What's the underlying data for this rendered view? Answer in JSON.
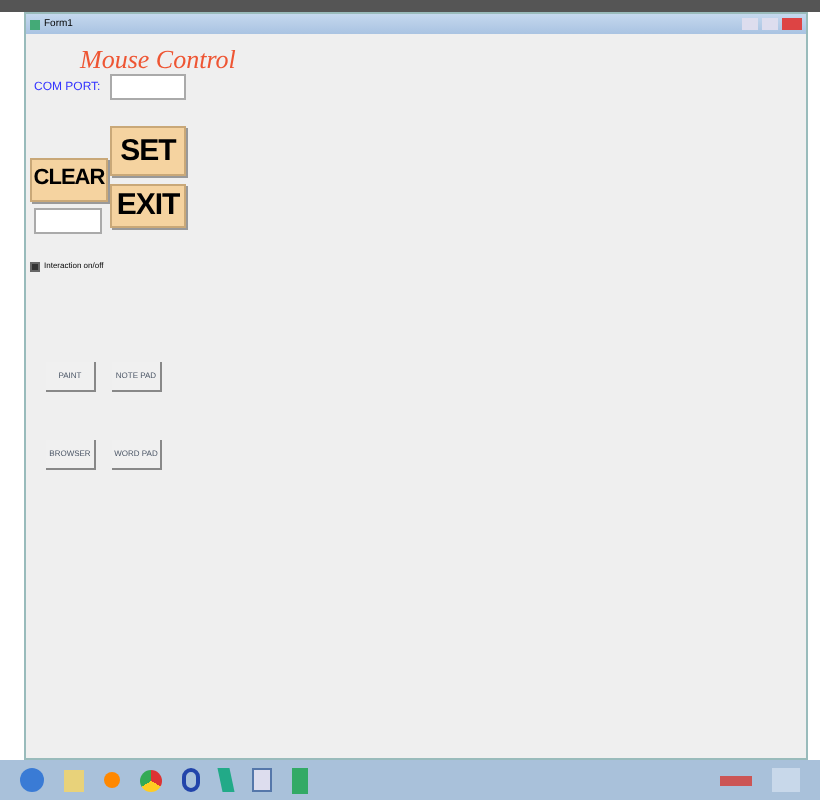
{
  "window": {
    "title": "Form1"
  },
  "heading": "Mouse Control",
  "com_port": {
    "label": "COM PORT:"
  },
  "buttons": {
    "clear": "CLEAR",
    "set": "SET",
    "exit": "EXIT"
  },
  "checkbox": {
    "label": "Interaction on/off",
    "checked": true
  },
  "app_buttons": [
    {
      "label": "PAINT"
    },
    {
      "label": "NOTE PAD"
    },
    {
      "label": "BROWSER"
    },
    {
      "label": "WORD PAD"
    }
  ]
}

◆ ◆ ◆ ◆

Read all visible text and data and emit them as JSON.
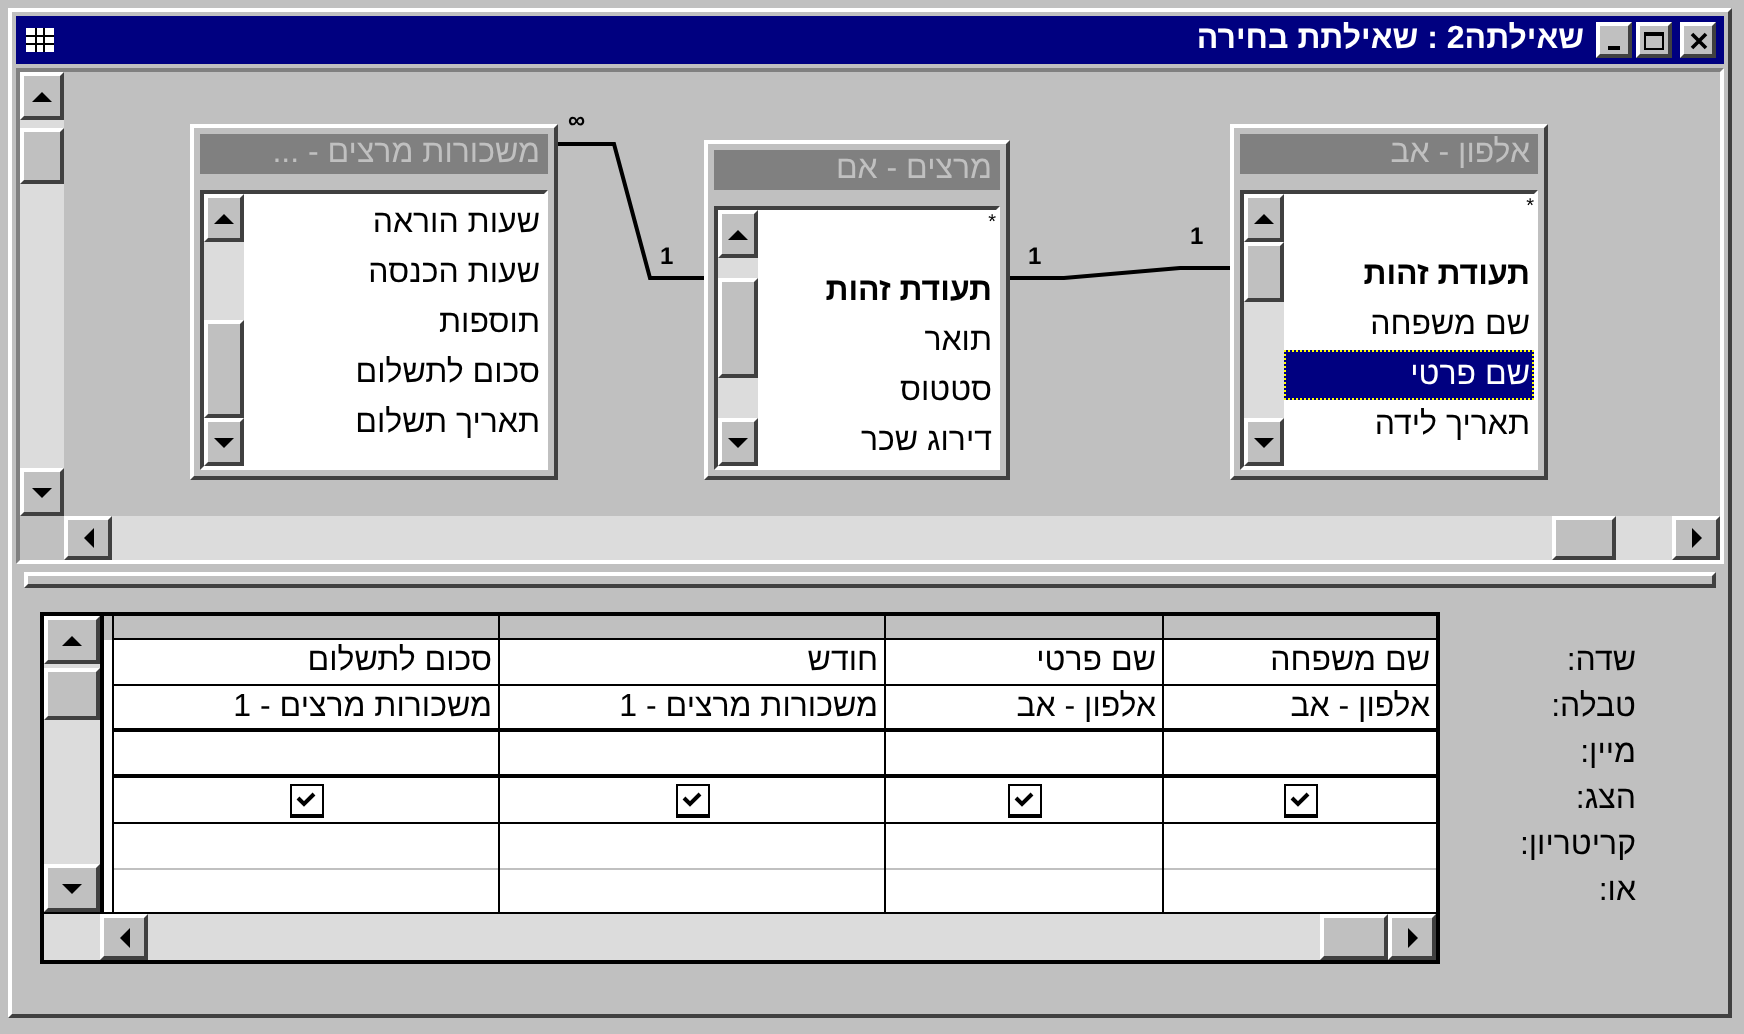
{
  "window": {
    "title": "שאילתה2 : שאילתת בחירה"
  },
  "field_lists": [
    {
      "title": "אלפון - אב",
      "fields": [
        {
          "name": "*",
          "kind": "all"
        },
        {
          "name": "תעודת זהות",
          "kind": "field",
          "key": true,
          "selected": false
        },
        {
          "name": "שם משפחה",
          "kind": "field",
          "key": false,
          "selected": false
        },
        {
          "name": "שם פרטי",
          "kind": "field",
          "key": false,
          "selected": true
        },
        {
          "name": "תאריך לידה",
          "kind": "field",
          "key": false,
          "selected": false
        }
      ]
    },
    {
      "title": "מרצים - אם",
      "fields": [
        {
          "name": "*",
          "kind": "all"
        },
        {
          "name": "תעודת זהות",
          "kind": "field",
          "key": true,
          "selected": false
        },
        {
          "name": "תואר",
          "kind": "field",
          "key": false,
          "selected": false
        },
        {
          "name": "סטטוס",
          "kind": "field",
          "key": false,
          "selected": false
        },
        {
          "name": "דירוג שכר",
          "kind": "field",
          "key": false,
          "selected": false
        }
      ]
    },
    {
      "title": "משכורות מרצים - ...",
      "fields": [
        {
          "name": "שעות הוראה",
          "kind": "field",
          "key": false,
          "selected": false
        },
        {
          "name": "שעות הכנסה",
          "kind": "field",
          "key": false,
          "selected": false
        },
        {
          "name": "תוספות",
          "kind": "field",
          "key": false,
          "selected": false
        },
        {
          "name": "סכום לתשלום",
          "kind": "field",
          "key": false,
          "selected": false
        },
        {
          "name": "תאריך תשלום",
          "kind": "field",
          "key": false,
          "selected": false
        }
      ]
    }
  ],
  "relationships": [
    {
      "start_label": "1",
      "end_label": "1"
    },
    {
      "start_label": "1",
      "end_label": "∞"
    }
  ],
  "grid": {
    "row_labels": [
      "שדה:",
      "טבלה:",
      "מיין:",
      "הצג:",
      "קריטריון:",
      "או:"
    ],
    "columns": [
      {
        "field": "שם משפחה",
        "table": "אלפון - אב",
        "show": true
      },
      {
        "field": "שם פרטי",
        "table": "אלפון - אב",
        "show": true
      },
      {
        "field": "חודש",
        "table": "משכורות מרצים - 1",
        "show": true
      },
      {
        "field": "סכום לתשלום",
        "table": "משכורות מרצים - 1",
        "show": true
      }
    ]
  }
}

◆ ◆ ◆ ◆

Only the number is wanted: how many lines in the entries above contain the word "title"?

[ANSWER FOR THIS EXERCISE] 5